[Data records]
──────
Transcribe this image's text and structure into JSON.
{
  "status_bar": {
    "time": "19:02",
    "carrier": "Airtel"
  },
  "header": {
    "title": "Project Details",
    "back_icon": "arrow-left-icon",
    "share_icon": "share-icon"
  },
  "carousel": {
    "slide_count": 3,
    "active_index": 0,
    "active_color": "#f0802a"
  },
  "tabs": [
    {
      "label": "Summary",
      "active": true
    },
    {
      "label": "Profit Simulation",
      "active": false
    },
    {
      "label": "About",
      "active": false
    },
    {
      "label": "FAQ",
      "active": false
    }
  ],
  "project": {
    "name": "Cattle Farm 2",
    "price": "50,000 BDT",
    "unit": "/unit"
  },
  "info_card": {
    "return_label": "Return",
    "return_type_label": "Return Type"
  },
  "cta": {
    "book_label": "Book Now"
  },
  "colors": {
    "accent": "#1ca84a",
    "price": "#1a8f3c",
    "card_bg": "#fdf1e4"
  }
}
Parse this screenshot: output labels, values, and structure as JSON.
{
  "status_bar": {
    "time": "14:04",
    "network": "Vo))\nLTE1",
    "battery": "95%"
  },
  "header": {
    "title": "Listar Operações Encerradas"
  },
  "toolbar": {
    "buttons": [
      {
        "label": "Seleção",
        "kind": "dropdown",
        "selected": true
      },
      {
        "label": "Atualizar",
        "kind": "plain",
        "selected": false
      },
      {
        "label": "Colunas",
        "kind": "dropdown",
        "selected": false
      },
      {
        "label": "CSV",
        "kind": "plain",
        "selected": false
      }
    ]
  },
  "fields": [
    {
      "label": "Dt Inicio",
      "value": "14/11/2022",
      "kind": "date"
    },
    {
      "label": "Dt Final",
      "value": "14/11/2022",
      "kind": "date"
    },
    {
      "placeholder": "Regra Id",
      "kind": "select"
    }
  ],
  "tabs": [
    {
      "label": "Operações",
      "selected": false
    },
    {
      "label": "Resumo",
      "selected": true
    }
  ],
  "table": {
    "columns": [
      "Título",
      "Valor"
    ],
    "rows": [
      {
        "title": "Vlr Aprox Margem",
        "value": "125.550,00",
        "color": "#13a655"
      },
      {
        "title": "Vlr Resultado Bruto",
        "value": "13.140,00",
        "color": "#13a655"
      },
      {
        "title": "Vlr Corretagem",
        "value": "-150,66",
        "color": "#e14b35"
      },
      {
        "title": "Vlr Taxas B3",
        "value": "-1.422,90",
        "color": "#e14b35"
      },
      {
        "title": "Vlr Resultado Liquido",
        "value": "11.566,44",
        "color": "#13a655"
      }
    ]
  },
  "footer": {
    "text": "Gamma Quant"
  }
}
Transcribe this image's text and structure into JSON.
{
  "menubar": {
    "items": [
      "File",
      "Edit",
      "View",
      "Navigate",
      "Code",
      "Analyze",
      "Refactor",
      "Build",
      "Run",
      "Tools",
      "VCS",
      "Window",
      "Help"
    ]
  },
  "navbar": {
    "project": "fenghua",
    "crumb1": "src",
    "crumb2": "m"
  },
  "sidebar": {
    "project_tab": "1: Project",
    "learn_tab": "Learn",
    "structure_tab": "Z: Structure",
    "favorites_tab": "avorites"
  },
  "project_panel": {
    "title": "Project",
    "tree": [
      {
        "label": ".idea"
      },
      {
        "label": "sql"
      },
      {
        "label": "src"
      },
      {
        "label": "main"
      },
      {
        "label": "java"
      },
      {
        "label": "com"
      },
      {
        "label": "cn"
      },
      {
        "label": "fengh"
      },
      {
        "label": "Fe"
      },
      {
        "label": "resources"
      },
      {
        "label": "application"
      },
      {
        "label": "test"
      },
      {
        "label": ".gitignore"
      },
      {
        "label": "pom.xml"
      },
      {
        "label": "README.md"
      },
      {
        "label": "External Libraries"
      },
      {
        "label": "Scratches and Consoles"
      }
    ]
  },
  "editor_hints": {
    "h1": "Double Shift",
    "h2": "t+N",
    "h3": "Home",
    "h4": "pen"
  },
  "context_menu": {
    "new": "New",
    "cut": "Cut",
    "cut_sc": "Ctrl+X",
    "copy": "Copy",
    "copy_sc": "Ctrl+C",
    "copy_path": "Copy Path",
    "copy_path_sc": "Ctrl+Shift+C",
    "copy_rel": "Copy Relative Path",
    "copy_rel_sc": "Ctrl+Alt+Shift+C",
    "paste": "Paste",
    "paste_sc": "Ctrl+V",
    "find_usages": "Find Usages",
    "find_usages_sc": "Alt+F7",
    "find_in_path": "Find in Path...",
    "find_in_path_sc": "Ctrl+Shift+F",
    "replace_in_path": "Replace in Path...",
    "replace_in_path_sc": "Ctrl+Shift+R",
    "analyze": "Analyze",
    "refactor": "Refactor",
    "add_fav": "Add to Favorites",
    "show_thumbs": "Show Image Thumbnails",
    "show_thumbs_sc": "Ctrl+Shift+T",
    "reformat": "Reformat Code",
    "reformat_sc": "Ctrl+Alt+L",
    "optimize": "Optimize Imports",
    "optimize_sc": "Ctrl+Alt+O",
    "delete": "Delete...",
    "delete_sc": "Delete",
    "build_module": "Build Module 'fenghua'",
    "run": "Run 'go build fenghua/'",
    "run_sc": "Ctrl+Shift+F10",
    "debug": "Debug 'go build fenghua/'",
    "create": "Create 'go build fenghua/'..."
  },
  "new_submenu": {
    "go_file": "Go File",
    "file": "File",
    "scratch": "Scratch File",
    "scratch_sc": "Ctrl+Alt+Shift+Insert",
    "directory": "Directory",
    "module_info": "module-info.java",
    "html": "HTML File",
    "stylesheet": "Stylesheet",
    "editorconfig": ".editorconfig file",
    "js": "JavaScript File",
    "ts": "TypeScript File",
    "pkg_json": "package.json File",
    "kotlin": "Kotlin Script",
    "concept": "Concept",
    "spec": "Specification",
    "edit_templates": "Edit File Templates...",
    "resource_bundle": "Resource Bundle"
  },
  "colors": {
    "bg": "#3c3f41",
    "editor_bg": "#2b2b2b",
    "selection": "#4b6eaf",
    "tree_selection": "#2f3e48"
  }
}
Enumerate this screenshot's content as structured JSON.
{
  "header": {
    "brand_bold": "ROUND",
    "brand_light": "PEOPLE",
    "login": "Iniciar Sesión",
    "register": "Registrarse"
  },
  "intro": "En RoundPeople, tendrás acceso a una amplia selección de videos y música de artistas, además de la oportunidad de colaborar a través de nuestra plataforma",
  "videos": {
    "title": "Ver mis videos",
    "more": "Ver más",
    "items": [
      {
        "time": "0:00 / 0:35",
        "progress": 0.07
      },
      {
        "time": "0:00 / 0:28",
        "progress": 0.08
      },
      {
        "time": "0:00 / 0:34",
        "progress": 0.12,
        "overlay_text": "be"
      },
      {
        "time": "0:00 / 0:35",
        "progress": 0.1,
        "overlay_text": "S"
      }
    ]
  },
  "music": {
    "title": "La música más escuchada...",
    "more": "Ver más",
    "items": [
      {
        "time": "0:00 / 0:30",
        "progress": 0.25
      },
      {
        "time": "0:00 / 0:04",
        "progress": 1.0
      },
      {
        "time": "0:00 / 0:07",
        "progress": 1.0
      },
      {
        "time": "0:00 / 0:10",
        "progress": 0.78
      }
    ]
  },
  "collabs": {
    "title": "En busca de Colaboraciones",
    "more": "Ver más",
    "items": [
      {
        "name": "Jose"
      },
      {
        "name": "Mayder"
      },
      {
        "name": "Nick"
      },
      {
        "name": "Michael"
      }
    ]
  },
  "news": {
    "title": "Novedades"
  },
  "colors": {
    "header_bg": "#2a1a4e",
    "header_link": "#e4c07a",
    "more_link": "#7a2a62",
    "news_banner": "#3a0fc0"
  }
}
──────
» **WORK INSTRUCTIONS**: Of the lines in the entries above, how many include "Return"? Only the number should be given.

» **RESPONSE FOR THIS EXERCISE**: 2